Task objective:
Print the records below word for word, but leave out the pictures.
-- Start of Stored data --
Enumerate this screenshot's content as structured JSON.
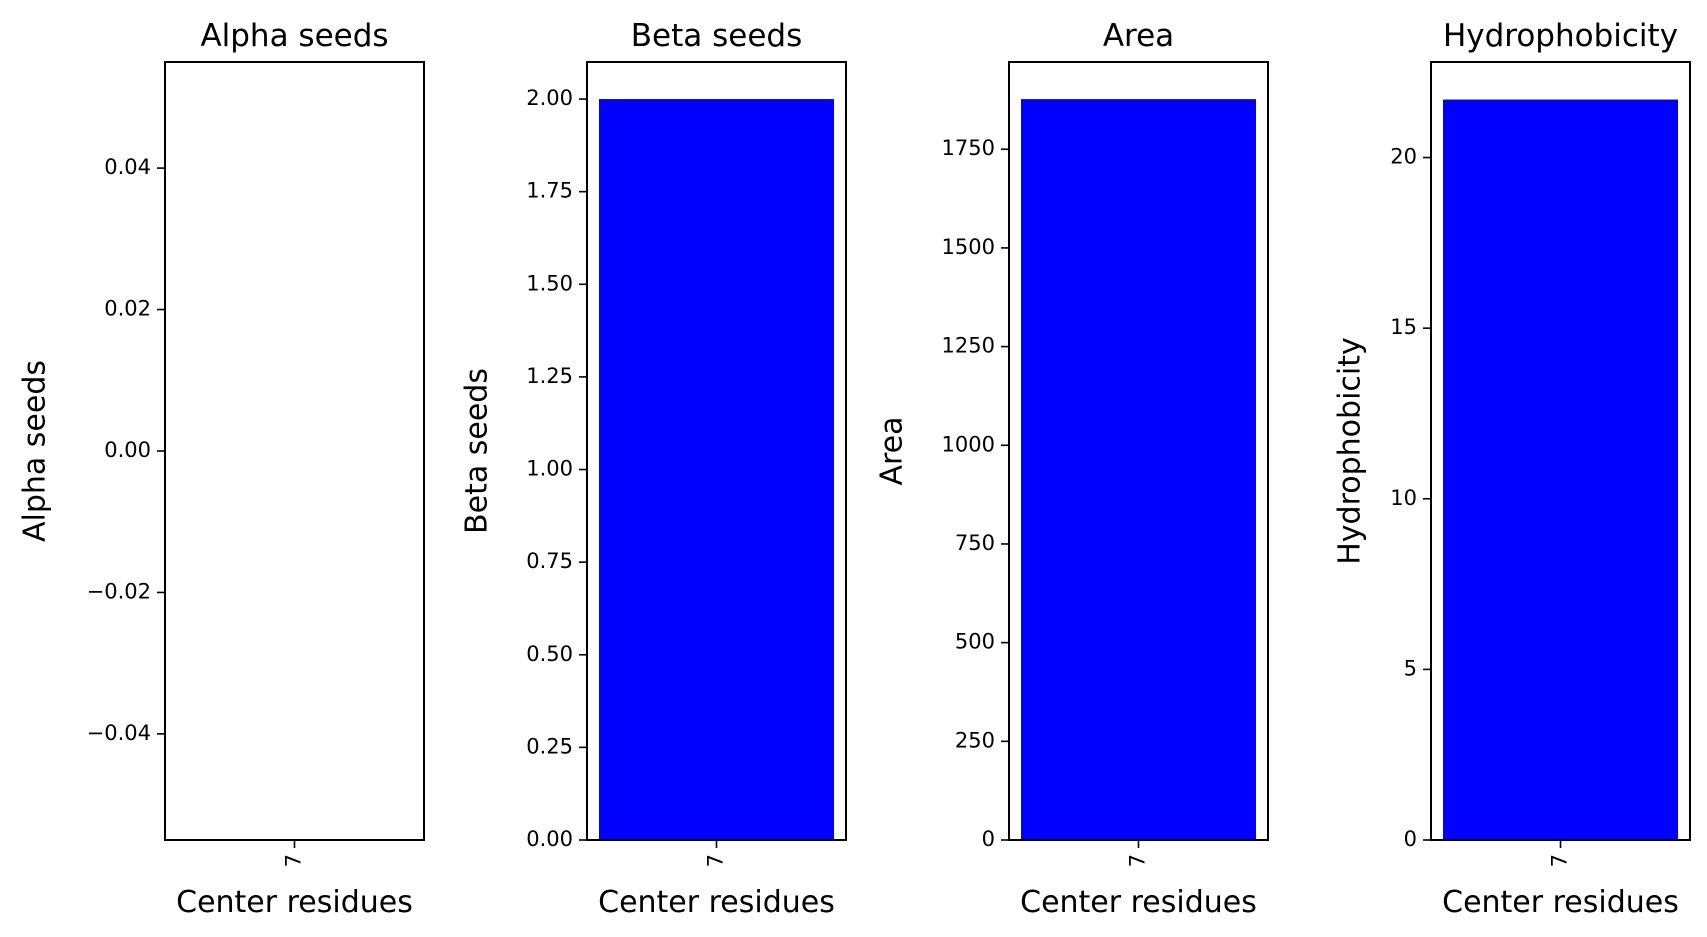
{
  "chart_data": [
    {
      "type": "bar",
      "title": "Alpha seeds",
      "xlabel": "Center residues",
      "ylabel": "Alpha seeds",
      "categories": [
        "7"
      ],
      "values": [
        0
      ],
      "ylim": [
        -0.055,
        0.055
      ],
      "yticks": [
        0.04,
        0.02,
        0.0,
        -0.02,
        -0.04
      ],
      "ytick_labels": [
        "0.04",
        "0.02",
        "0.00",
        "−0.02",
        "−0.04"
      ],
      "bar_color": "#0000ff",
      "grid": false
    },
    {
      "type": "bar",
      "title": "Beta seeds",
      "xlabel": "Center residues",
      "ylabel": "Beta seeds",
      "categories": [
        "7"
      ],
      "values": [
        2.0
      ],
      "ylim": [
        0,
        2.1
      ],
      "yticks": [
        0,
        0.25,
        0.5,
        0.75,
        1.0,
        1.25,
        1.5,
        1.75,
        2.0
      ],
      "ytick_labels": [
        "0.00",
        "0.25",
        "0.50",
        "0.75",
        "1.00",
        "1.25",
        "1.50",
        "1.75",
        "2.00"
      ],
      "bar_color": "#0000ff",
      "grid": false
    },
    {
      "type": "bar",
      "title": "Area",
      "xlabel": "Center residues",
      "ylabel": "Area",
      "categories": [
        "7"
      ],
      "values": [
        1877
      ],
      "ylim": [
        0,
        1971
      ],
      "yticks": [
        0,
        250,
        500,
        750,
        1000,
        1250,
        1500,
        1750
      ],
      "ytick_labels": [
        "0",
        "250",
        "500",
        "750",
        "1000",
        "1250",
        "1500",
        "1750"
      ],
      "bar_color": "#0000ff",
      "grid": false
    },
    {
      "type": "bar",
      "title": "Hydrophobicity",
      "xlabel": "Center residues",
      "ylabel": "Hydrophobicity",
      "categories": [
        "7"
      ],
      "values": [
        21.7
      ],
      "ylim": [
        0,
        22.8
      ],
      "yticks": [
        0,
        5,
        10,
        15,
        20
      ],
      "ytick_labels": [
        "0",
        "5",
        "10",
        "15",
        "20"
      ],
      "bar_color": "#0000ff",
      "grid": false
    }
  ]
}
-- End of Stored data --
Solution to the exercise:
Enumerate this screenshot's content as structured JSON.
{
  "chart_data": [
    {
      "type": "bar",
      "title": "Alpha seeds",
      "xlabel": "Center residues",
      "ylabel": "Alpha seeds",
      "categories": [
        "7"
      ],
      "values": [
        0
      ],
      "ylim": [
        -0.055,
        0.055
      ],
      "yticks": [
        0.04,
        0.02,
        0.0,
        -0.02,
        -0.04
      ],
      "ytick_labels": [
        "0.04",
        "0.02",
        "0.00",
        "−0.02",
        "−0.04"
      ],
      "bar_color": "#0000ff",
      "grid": false
    },
    {
      "type": "bar",
      "title": "Beta seeds",
      "xlabel": "Center residues",
      "ylabel": "Beta seeds",
      "categories": [
        "7"
      ],
      "values": [
        2.0
      ],
      "ylim": [
        0,
        2.1
      ],
      "yticks": [
        0,
        0.25,
        0.5,
        0.75,
        1.0,
        1.25,
        1.5,
        1.75,
        2.0
      ],
      "ytick_labels": [
        "0.00",
        "0.25",
        "0.50",
        "0.75",
        "1.00",
        "1.25",
        "1.50",
        "1.75",
        "2.00"
      ],
      "bar_color": "#0000ff",
      "grid": false
    },
    {
      "type": "bar",
      "title": "Area",
      "xlabel": "Center residues",
      "ylabel": "Area",
      "categories": [
        "7"
      ],
      "values": [
        1877
      ],
      "ylim": [
        0,
        1971
      ],
      "yticks": [
        0,
        250,
        500,
        750,
        1000,
        1250,
        1500,
        1750
      ],
      "ytick_labels": [
        "0",
        "250",
        "500",
        "750",
        "1000",
        "1250",
        "1500",
        "1750"
      ],
      "bar_color": "#0000ff",
      "grid": false
    },
    {
      "type": "bar",
      "title": "Hydrophobicity",
      "xlabel": "Center residues",
      "ylabel": "Hydrophobicity",
      "categories": [
        "7"
      ],
      "values": [
        21.7
      ],
      "ylim": [
        0,
        22.8
      ],
      "yticks": [
        0,
        5,
        10,
        15,
        20
      ],
      "ytick_labels": [
        "0",
        "5",
        "10",
        "15",
        "20"
      ],
      "bar_color": "#0000ff",
      "grid": false
    }
  ]
}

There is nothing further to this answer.